YOUR GOAL :: Write the material out again exactly as it stands.

------------

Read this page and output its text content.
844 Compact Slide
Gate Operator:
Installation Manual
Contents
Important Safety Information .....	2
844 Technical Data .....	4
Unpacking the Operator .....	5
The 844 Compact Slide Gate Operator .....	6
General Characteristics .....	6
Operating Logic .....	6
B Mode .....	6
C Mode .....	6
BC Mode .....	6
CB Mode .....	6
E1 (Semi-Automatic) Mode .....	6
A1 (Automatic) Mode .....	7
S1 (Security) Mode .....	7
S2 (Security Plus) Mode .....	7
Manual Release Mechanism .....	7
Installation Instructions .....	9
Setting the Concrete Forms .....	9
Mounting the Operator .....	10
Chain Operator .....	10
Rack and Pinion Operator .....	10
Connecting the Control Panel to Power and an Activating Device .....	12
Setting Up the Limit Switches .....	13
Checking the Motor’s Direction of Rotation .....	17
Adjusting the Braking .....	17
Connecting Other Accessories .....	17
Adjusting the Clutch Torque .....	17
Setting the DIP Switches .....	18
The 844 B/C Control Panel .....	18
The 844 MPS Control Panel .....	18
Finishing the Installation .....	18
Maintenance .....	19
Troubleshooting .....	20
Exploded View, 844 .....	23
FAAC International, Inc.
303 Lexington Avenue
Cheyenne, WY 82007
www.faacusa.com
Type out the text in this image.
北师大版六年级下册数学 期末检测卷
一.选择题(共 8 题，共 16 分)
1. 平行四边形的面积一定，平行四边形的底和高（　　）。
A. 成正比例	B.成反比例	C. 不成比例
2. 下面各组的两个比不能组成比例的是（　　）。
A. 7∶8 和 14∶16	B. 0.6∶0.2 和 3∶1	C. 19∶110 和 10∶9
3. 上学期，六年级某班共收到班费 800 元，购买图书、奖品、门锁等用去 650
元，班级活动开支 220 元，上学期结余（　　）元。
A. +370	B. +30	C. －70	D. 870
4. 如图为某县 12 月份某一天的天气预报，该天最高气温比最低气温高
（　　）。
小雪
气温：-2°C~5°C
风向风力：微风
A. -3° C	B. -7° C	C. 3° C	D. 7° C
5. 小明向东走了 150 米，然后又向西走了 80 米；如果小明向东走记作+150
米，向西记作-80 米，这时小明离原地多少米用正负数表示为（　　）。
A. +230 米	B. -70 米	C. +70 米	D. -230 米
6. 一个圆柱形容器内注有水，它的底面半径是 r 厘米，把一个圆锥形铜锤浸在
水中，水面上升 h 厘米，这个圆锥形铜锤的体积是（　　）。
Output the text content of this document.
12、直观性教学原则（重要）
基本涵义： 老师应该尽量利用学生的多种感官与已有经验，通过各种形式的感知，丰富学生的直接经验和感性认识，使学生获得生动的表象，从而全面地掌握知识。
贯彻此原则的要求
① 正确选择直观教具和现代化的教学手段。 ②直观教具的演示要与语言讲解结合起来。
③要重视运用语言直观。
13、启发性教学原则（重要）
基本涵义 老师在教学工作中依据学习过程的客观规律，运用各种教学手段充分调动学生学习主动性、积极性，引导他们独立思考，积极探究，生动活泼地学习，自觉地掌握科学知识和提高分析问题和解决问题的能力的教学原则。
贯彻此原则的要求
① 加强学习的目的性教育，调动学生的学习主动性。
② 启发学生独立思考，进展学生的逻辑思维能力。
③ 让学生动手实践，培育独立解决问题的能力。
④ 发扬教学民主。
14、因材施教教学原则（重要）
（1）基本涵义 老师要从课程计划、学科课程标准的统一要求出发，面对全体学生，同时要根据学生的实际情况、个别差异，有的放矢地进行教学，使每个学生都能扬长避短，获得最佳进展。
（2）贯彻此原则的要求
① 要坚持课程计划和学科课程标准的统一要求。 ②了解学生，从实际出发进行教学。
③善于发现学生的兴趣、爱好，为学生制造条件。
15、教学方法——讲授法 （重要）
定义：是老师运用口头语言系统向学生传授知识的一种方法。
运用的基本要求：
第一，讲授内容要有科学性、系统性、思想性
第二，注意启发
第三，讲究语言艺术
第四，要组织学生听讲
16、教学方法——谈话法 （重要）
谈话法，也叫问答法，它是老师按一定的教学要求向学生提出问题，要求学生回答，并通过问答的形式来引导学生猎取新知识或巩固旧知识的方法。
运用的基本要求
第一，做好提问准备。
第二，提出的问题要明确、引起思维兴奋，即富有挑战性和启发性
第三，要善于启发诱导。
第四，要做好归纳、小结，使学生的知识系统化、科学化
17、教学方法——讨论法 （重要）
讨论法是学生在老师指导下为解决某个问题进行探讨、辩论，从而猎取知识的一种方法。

------------

EXERCISE ANSWER ::
Read this page and output its text content.
844 Compact Slide
Gate Operator:
Installation Manual
Contents
Important Safety Information .....	2
844 Technical Data .....	4
Unpacking the Operator .....	5
The 844 Compact Slide Gate Operator .....	6
General Characteristics .....	6
Operating Logic .....	6
B Mode .....	6
C Mode .....	6
BC Mode .....	6
CB Mode .....	6
E1 (Semi-Automatic) Mode .....	6
A1 (Automatic) Mode .....	7
S1 (Security) Mode .....	7
S2 (Security Plus) Mode .....	7
Manual Release Mechanism .....	7
Installation Instructions .....	9
Setting the Concrete Forms .....	9
Mounting the Operator .....	10
Chain Operator .....	10
Rack and Pinion Operator .....	10
Connecting the Control Panel to Power and an Activating Device .....	12
Setting Up the Limit Switches .....	13
Checking the Motor’s Direction of Rotation .....	17
Adjusting the Braking .....	17
Connecting Other Accessories .....	17
Adjusting the Clutch Torque .....	17
Setting the DIP Switches .....	18
The 844 B/C Control Panel .....	18
The 844 MPS Control Panel .....	18
Finishing the Installation .....	18
Maintenance .....	19
Troubleshooting .....	20
Exploded View, 844 .....	23
FAAC International, Inc.
303 Lexington Avenue
Cheyenne, WY 82007
www.faacusa.com
Type out the text in this image.
北师大版六年级下册数学 期末检测卷
一.选择题(共 8 题，共 16 分)
1. 平行四边形的面积一定，平行四边形的底和高（　　）。
A. 成正比例	B.成反比例	C. 不成比例
2. 下面各组的两个比不能组成比例的是（　　）。
A. 7∶8 和 14∶16	B. 0.6∶0.2 和 3∶1	C. 19∶110 和 10∶9
3. 上学期，六年级某班共收到班费 800 元，购买图书、奖品、门锁等用去 650
元，班级活动开支 220 元，上学期结余（　　）元。
A. +370	B. +30	C. －70	D. 870
4. 如图为某县 12 月份某一天的天气预报，该天最高气温比最低气温高
（　　）。
小雪
气温：-2°C~5°C
风向风力：微风
A. -3° C	B. -7° C	C. 3° C	D. 7° C
5. 小明向东走了 150 米，然后又向西走了 80 米；如果小明向东走记作+150
米，向西记作-80 米，这时小明离原地多少米用正负数表示为（　　）。
A. +230 米	B. -70 米	C. +70 米	D. -230 米
6. 一个圆柱形容器内注有水，它的底面半径是 r 厘米，把一个圆锥形铜锤浸在
水中，水面上升 h 厘米，这个圆锥形铜锤的体积是（　　）。
Output the text content of this document.
12、直观性教学原则（重要）
基本涵义： 老师应该尽量利用学生的多种感官与已有经验，通过各种形式的感知，丰富学生的直接经验和感性认识，使学生获得生动的表象，从而全面地掌握知识。
贯彻此原则的要求
① 正确选择直观教具和现代化的教学手段。 ②直观教具的演示要与语言讲解结合起来。
③要重视运用语言直观。
13、启发性教学原则（重要）
基本涵义 老师在教学工作中依据学习过程的客观规律，运用各种教学手段充分调动学生学习主动性、积极性，引导他们独立思考，积极探究，生动活泼地学习，自觉地掌握科学知识和提高分析问题和解决问题的能力的教学原则。
贯彻此原则的要求
① 加强学习的目的性教育，调动学生的学习主动性。
② 启发学生独立思考，进展学生的逻辑思维能力。
③ 让学生动手实践，培育独立解决问题的能力。
④ 发扬教学民主。
14、因材施教教学原则（重要）
（1）基本涵义 老师要从课程计划、学科课程标准的统一要求出发，面对全体学生，同时要根据学生的实际情况、个别差异，有的放矢地进行教学，使每个学生都能扬长避短，获得最佳进展。
（2）贯彻此原则的要求
① 要坚持课程计划和学科课程标准的统一要求。 ②了解学生，从实际出发进行教学。
③善于发现学生的兴趣、爱好，为学生制造条件。
15、教学方法——讲授法 （重要）
定义：是老师运用口头语言系统向学生传授知识的一种方法。
运用的基本要求：
第一，讲授内容要有科学性、系统性、思想性
第二，注意启发
第三，讲究语言艺术
第四，要组织学生听讲
16、教学方法——谈话法 （重要）
谈话法，也叫问答法，它是老师按一定的教学要求向学生提出问题，要求学生回答，并通过问答的形式来引导学生猎取新知识或巩固旧知识的方法。
运用的基本要求
第一，做好提问准备。
第二，提出的问题要明确、引起思维兴奋，即富有挑战性和启发性
第三，要善于启发诱导。
第四，要做好归纳、小结，使学生的知识系统化、科学化
17、教学方法——讨论法 （重要）
讨论法是学生在老师指导下为解决某个问题进行探讨、辩论，从而猎取知识的一种方法。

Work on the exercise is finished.